# WHAT TO WORK ON
Filter the records below down to lines containing "ConDo".

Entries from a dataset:
··········

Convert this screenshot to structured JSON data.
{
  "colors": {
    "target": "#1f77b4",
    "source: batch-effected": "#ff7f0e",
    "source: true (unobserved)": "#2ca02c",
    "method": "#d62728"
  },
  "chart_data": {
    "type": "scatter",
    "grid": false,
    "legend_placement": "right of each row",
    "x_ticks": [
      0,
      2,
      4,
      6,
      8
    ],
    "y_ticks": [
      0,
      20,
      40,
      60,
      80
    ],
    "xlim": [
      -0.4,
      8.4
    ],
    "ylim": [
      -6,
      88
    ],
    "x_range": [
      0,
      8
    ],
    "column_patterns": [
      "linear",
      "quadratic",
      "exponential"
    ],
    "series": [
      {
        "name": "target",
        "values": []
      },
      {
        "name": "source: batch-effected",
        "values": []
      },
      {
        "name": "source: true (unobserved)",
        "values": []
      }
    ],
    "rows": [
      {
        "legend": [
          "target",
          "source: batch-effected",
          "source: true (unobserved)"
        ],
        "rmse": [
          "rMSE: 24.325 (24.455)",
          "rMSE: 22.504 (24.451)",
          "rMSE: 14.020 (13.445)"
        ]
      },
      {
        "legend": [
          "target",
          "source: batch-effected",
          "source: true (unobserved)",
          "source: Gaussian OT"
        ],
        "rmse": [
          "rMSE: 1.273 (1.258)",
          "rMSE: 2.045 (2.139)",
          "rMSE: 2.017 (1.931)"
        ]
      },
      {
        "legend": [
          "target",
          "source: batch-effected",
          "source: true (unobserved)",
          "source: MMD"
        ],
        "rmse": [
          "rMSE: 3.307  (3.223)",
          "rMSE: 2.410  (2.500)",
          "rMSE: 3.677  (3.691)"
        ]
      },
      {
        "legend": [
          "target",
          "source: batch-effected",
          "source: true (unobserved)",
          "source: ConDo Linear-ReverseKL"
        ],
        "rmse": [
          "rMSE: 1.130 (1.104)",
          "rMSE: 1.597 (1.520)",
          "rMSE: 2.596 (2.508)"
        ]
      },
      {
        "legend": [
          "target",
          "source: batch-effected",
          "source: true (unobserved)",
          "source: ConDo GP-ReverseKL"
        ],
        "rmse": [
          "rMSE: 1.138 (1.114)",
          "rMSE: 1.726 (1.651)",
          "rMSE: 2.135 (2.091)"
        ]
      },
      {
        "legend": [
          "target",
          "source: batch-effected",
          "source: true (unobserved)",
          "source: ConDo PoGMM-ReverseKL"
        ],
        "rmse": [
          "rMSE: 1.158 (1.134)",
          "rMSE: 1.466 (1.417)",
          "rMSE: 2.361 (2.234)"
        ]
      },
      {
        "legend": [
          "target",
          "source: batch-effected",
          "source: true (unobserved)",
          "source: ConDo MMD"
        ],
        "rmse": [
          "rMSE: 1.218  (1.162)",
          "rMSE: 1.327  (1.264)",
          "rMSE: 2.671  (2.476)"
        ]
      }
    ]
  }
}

··········

# SOLUTION TO THIS EXERCISE
          "source: ConDo Linear-ReverseKL"
          "source: ConDo GP-ReverseKL"
          "source: ConDo PoGMM-ReverseKL"
          "source: ConDo MMD"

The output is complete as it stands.